SET TASK:
Tell how many lines in the data below include the word "value". The answer is the number only.
>> start MATERIAL FOR THIS EXERCISE
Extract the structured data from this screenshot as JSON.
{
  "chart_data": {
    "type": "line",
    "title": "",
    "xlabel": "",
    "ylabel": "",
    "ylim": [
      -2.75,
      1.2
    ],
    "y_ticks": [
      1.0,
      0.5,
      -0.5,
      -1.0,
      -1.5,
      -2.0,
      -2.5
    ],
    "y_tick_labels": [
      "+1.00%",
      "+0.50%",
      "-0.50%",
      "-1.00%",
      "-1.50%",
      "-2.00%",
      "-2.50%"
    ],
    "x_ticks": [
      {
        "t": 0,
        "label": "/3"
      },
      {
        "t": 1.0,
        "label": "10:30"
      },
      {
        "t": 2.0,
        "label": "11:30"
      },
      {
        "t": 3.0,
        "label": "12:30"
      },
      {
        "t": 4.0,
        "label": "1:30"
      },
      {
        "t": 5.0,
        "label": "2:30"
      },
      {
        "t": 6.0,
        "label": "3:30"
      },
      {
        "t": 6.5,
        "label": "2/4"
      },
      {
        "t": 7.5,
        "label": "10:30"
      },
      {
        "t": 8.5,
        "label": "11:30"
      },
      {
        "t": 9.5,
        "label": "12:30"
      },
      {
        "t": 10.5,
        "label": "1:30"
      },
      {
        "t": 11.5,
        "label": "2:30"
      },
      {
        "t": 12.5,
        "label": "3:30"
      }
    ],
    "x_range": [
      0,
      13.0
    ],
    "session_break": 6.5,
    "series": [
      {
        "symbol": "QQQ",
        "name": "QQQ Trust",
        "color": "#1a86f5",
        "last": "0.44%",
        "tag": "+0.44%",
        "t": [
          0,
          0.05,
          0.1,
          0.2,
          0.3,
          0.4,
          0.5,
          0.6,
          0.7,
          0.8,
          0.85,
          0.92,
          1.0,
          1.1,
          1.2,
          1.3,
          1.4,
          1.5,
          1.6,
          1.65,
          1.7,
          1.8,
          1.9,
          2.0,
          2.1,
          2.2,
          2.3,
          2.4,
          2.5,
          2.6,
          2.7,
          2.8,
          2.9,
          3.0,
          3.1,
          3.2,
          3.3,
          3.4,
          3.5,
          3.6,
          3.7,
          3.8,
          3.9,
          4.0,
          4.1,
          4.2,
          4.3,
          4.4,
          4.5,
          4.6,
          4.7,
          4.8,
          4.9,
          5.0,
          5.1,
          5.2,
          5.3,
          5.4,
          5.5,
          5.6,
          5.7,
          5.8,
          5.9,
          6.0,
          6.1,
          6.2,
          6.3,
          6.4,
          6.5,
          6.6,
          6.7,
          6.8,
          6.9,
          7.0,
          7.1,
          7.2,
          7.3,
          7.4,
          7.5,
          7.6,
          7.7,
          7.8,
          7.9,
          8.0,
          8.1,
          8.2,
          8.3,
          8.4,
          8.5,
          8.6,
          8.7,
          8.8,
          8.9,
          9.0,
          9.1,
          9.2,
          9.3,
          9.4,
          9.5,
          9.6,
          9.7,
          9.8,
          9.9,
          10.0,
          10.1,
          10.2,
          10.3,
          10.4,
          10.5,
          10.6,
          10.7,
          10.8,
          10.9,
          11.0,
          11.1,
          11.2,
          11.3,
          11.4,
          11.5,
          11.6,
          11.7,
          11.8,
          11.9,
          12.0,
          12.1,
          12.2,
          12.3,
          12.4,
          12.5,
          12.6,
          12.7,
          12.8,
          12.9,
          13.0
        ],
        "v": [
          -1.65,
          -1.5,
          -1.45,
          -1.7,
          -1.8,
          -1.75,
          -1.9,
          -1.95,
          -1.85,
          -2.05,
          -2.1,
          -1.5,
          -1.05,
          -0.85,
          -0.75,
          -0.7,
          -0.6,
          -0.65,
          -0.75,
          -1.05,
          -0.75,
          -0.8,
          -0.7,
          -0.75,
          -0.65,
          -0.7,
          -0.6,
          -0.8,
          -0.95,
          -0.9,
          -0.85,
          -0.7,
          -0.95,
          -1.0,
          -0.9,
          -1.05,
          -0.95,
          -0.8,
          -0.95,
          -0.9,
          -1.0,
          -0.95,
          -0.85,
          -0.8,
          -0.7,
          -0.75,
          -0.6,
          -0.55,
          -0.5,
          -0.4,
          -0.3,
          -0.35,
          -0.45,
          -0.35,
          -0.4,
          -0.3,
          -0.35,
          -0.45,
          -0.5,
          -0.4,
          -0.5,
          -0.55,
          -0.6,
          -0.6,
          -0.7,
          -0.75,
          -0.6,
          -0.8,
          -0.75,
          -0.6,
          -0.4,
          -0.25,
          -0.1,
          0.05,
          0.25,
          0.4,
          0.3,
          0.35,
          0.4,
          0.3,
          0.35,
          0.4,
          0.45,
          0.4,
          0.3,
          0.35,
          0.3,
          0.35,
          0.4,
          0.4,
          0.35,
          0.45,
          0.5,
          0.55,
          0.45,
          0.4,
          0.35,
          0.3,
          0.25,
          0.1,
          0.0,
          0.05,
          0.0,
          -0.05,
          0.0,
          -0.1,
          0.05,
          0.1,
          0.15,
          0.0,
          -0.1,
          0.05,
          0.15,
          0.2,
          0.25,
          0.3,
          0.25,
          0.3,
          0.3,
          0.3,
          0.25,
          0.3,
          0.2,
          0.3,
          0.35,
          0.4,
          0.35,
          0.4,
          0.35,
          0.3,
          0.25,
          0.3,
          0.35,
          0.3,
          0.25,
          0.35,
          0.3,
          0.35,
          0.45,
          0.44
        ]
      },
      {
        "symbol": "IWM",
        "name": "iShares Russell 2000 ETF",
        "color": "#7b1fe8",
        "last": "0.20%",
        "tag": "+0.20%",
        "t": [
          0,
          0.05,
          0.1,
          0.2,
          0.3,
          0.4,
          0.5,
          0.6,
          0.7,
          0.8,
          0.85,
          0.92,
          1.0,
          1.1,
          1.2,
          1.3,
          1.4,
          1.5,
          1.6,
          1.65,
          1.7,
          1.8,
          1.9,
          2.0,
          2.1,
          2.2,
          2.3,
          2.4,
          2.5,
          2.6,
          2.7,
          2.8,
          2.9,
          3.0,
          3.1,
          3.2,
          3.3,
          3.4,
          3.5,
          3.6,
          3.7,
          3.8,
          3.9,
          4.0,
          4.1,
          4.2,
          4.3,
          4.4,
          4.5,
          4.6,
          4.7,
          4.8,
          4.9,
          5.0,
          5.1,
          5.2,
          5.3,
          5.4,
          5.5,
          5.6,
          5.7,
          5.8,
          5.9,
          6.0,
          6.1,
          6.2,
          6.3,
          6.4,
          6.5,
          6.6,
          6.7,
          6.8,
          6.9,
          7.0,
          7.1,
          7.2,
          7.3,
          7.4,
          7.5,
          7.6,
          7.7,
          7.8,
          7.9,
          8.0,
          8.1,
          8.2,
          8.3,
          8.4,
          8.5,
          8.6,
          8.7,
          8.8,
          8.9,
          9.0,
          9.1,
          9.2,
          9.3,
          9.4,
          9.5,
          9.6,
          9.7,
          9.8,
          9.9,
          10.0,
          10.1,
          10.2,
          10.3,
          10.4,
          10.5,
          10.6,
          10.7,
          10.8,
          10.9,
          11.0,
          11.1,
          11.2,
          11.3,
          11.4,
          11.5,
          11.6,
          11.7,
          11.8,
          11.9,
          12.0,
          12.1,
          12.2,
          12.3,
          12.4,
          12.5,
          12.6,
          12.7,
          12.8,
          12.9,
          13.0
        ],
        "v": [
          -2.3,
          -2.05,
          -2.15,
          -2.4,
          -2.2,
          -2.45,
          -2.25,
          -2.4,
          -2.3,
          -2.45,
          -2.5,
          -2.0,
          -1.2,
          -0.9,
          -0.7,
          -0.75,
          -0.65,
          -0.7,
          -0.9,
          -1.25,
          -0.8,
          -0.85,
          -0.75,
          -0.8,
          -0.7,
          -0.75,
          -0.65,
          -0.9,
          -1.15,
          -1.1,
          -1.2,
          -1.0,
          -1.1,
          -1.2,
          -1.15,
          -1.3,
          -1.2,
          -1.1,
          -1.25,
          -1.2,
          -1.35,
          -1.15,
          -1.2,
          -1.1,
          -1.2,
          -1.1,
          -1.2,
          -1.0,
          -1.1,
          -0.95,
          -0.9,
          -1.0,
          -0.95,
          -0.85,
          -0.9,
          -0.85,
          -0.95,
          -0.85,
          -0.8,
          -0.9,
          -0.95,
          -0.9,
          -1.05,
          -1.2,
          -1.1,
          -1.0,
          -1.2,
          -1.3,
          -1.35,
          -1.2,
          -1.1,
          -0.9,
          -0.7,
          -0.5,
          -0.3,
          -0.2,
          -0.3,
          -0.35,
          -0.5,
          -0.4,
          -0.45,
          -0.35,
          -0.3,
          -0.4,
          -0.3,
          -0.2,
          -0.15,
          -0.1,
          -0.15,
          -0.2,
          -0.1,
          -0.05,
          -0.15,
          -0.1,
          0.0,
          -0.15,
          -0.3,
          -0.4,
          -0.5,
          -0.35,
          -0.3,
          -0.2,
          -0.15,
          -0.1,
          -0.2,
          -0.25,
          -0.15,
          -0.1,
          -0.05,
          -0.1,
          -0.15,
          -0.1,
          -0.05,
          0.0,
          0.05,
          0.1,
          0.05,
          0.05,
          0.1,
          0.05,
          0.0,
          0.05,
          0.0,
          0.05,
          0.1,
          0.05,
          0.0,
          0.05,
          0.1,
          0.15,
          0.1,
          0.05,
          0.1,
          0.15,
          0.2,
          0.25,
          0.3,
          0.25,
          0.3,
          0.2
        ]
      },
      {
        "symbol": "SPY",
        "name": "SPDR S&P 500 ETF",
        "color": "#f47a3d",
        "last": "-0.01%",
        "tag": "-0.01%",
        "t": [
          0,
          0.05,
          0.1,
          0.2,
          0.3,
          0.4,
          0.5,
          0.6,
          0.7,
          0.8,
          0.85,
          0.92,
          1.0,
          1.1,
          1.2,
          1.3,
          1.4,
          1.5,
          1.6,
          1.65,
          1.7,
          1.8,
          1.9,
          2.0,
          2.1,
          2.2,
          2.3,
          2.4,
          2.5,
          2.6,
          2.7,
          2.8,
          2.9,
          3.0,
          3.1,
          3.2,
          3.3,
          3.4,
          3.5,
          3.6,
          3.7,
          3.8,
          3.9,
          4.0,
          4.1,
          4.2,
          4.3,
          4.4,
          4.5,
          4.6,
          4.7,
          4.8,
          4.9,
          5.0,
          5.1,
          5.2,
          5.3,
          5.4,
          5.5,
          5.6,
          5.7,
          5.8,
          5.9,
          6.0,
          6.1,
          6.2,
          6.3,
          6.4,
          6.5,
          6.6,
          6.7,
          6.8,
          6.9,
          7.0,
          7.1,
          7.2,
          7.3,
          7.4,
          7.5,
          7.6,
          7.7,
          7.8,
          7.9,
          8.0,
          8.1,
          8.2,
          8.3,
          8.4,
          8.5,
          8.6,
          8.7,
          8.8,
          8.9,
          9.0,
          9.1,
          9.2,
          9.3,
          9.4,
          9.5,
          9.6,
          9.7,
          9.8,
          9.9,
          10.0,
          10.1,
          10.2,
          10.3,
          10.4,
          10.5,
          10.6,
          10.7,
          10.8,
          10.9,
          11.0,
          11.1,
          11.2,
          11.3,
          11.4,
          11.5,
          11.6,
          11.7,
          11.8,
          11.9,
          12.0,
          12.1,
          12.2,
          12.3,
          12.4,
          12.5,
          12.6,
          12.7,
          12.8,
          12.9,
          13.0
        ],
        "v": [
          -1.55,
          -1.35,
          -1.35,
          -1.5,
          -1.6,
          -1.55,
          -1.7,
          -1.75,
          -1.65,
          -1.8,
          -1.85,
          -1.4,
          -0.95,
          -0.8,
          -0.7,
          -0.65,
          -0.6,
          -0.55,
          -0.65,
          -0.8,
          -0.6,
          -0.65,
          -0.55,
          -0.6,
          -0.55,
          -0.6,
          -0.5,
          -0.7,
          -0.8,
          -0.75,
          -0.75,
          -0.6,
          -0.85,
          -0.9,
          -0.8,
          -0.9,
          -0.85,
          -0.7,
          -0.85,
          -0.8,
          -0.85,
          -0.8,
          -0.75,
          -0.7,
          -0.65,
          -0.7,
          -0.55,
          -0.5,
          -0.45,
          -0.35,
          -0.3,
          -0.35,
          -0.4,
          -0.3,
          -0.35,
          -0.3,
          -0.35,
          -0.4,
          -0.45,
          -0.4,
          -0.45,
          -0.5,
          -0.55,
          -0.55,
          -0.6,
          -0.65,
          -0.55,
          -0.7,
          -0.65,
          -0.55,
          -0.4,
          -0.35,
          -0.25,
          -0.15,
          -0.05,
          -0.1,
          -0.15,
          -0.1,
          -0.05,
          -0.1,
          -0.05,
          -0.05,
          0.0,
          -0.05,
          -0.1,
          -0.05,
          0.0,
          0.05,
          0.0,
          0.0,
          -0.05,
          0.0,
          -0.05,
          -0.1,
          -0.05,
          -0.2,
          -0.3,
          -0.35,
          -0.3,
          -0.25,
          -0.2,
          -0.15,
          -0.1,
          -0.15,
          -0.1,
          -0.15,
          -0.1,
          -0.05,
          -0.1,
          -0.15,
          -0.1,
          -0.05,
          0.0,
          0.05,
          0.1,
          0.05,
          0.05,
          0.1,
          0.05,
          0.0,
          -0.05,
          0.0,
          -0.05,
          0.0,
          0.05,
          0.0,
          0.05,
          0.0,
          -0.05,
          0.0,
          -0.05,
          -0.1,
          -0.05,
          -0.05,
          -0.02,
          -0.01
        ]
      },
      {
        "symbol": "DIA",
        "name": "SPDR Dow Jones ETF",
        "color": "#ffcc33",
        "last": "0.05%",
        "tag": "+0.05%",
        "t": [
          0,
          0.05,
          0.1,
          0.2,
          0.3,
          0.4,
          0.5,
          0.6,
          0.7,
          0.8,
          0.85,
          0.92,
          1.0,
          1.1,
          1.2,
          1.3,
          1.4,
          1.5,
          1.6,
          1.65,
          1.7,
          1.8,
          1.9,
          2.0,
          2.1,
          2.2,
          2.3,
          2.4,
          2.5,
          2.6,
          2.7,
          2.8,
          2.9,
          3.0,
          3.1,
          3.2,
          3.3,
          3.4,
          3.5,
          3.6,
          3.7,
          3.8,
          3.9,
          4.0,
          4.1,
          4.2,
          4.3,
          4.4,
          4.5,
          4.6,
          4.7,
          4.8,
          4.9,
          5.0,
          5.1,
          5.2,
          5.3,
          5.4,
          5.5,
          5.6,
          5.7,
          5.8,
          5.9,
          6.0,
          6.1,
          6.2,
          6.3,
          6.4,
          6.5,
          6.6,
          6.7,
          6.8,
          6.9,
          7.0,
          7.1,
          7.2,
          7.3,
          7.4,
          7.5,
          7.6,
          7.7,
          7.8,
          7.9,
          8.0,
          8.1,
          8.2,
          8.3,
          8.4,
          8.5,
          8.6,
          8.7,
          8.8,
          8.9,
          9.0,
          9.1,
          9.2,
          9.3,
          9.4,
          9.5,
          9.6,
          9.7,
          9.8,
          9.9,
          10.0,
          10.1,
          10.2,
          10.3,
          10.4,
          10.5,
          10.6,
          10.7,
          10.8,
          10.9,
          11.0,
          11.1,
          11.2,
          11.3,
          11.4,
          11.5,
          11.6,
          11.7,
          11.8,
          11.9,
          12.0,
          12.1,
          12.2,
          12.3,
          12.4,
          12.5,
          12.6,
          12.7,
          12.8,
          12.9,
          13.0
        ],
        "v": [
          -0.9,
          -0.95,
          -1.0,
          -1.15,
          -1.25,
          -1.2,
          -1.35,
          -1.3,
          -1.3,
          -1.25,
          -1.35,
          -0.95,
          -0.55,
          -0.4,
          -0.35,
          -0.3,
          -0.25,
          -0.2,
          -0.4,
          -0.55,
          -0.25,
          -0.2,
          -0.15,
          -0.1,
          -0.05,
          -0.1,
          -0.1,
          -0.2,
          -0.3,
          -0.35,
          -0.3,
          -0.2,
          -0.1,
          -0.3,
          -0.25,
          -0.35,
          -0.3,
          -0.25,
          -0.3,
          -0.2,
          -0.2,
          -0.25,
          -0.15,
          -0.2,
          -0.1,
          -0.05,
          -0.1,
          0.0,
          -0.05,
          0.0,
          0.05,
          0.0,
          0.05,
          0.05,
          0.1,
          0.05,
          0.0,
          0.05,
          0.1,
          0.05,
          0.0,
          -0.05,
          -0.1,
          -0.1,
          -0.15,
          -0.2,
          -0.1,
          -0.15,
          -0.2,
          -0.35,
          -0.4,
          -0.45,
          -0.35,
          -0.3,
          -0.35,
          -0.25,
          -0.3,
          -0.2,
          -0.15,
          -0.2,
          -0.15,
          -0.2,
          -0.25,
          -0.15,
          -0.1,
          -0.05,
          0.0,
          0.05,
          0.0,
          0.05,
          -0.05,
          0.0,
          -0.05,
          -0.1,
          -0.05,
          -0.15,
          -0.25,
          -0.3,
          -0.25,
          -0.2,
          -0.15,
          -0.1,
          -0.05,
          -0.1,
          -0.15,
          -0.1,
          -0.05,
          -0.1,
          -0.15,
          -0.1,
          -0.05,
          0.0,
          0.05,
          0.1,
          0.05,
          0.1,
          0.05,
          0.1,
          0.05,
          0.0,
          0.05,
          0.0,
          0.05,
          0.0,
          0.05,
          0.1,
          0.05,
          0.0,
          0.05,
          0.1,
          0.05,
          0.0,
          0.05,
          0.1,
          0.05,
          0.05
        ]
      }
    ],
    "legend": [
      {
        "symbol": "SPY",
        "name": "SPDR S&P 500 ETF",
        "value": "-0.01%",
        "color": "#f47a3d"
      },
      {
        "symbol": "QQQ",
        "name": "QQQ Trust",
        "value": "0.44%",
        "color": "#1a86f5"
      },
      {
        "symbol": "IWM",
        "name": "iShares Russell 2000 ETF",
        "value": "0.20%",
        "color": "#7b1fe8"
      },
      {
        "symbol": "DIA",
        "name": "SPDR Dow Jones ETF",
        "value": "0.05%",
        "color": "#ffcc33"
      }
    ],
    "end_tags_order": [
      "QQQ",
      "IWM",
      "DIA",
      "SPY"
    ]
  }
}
>> end MATERIAL FOR THIS EXERCISE
RESULT OF THE TASK:
4